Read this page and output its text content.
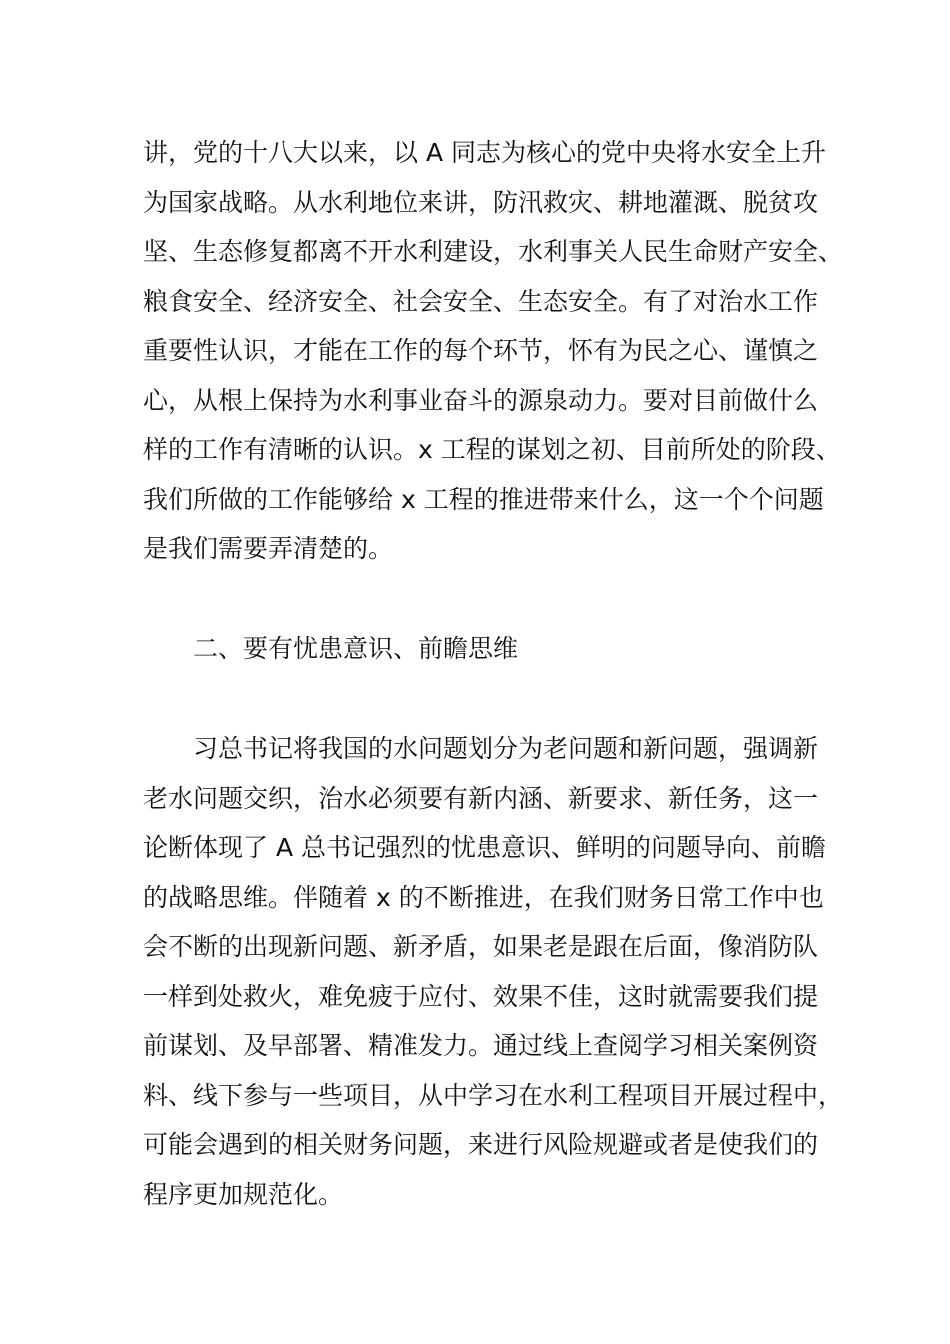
讲，党的十八大以来，以 A 同志为核心的党中央将水安全上升
为国家战略。从水利地位来讲，防汛救灾、耕地灌溉、脱贫攻
坚、生态修复都离不开水利建设，水利事关人民生命财产安全、
粮食安全、经济安全、社会安全、生态安全。有了对治水工作
重要性认识，才能在工作的每个环节，怀有为民之心、谨慎之
心，从根上保持为水利事业奋斗的源泉动力。要对目前做什么
样的工作有清晰的认识。x 工程的谋划之初、目前所处的阶段、
我们所做的工作能够给 x 工程的推进带来什么，这一个个问题
是我们需要弄清楚的。
二、要有忧患意识、前瞻思维
习总书记将我国的水问题划分为老问题和新问题，强调新
老水问题交织，治水必须要有新内涵、新要求、新任务，这一
论断体现了 A 总书记强烈的忧患意识、鲜明的问题导向、前瞻
的战略思维。伴随着 x 的不断推进，在我们财务日常工作中也
会不断的出现新问题、新矛盾，如果老是跟在后面，像消防队
一样到处救火，难免疲于应付、效果不佳，这时就需要我们提
前谋划、及早部署、精准发力。通过线上查阅学习相关案例资
料、线下参与一些项目，从中学习在水利工程项目开展过程中，
可能会遇到的相关财务问题，来进行风险规避或者是使我们的
程序更加规范化。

SET EXERCISE: Omit the pictures, then output the rest of the listing exactly.

FINISHED ANSWER:
Read this page and output its text content.
讲，党的十八大以来，以 A 同志为核心的党中央将水安全上升
为国家战略。从水利地位来讲，防汛救灾、耕地灌溉、脱贫攻
坚、生态修复都离不开水利建设，水利事关人民生命财产安全、
粮食安全、经济安全、社会安全、生态安全。有了对治水工作
重要性认识，才能在工作的每个环节，怀有为民之心、谨慎之
心，从根上保持为水利事业奋斗的源泉动力。要对目前做什么
样的工作有清晰的认识。x 工程的谋划之初、目前所处的阶段、
我们所做的工作能够给 x 工程的推进带来什么，这一个个问题
是我们需要弄清楚的。
二、要有忧患意识、前瞻思维
习总书记将我国的水问题划分为老问题和新问题，强调新
老水问题交织，治水必须要有新内涵、新要求、新任务，这一
论断体现了 A 总书记强烈的忧患意识、鲜明的问题导向、前瞻
的战略思维。伴随着 x 的不断推进，在我们财务日常工作中也
会不断的出现新问题、新矛盾，如果老是跟在后面，像消防队
一样到处救火，难免疲于应付、效果不佳，这时就需要我们提
前谋划、及早部署、精准发力。通过线上查阅学习相关案例资
料、线下参与一些项目，从中学习在水利工程项目开展过程中，
可能会遇到的相关财务问题，来进行风险规避或者是使我们的
程序更加规范化。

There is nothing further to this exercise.